* Start *
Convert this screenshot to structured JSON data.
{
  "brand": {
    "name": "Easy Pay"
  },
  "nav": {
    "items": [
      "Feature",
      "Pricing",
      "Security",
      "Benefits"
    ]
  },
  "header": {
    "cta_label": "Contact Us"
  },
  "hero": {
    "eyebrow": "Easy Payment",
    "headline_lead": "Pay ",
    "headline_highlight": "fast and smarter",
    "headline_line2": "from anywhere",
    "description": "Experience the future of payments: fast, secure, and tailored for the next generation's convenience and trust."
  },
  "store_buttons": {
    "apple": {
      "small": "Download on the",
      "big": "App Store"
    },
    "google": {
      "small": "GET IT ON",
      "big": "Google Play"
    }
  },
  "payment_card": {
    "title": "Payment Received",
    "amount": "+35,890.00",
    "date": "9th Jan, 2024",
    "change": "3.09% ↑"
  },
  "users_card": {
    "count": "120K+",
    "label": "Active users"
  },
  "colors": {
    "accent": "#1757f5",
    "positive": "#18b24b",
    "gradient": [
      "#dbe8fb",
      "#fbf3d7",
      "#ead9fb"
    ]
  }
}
* End *
* Start *
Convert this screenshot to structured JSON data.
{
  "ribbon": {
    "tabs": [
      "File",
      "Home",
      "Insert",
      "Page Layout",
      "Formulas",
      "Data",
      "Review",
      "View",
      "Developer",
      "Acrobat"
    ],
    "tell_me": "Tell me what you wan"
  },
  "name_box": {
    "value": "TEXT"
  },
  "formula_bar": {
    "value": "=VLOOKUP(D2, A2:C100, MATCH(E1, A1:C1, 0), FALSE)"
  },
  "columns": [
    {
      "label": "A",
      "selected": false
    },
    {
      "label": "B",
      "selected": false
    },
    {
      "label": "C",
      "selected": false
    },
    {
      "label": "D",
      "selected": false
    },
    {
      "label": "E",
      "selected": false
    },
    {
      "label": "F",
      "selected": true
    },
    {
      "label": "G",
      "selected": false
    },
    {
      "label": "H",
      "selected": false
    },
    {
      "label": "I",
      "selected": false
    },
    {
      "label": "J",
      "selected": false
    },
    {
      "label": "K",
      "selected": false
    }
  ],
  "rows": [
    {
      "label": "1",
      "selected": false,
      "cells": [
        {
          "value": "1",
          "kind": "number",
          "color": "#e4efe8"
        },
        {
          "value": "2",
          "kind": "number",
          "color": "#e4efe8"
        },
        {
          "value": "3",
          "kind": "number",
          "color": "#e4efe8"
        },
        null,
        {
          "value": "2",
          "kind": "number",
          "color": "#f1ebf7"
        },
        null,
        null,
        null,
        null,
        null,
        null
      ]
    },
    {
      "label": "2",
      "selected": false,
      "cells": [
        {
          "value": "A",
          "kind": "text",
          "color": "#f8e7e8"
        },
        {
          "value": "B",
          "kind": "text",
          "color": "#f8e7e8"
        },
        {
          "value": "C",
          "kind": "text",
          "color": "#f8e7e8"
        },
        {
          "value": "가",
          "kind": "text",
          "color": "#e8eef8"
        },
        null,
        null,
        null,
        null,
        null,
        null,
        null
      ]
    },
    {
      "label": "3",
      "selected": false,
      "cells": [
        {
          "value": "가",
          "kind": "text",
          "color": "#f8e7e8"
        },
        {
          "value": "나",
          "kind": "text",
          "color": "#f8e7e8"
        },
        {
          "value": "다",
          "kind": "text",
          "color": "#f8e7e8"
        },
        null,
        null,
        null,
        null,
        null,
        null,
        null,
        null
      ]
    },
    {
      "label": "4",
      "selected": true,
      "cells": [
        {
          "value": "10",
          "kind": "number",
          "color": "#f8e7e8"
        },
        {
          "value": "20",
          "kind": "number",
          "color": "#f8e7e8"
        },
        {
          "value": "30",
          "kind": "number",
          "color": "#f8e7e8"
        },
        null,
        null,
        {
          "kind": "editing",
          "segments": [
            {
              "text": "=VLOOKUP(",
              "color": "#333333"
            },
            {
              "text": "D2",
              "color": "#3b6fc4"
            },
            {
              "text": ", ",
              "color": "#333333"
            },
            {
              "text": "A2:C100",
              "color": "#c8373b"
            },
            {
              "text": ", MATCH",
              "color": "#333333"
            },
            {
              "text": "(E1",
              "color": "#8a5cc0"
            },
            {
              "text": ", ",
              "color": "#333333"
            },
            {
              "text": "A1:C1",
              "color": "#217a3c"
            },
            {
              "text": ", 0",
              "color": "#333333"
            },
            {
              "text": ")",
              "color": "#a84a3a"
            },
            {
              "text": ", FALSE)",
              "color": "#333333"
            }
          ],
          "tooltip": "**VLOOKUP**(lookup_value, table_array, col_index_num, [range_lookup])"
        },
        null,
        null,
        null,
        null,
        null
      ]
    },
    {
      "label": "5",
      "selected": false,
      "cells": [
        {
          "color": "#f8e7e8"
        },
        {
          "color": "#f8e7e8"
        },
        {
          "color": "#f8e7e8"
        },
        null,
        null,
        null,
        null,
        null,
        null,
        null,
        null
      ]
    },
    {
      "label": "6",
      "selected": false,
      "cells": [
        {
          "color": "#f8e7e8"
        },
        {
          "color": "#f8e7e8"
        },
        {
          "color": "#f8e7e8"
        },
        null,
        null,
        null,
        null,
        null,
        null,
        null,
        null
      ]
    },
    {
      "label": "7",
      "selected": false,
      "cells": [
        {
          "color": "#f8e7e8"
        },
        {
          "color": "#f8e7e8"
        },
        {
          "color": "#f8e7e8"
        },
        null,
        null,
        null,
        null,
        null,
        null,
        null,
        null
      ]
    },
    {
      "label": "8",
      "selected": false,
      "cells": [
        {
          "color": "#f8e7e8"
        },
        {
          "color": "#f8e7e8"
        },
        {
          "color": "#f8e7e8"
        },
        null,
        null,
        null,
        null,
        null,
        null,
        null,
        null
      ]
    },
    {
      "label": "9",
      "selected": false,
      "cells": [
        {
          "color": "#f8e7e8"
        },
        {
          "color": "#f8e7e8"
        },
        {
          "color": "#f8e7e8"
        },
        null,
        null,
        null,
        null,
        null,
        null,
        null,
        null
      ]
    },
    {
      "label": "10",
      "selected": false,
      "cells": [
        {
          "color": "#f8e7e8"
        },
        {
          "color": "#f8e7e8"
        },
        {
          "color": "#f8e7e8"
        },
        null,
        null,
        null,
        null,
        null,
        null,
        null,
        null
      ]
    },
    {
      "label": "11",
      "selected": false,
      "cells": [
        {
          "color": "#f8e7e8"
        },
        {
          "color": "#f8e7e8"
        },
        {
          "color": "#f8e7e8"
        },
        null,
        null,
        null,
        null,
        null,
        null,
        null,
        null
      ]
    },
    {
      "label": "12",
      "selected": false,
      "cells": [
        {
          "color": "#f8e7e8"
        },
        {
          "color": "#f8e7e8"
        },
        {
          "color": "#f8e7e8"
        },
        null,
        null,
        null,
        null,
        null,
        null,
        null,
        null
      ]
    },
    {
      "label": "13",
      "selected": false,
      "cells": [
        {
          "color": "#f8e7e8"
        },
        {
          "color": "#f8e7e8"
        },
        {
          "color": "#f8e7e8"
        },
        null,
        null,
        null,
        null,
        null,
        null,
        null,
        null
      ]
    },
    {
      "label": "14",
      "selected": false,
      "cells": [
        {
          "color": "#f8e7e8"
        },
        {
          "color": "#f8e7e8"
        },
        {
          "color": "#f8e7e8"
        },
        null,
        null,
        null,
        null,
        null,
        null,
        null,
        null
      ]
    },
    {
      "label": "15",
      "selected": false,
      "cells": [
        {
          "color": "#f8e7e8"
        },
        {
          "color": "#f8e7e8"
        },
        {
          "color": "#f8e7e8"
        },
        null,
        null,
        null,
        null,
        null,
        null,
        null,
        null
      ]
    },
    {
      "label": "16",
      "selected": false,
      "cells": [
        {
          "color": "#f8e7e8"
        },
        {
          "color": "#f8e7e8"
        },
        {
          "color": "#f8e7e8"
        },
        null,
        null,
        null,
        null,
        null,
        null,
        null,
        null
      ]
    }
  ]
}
* End *
§ Problem to solve: Gather and return every line that holds the string "VLOOKUP".

§ Exercise solution:
    "value": "=VLOOKUP(D2, A2:C100, MATCH(E1, A1:C1, 0), FALSE)"
              "text": "=VLOOKUP(",
          "tooltip": "**VLOOKUP**(lookup_value, table_array, col_index_num, [range_lookup])"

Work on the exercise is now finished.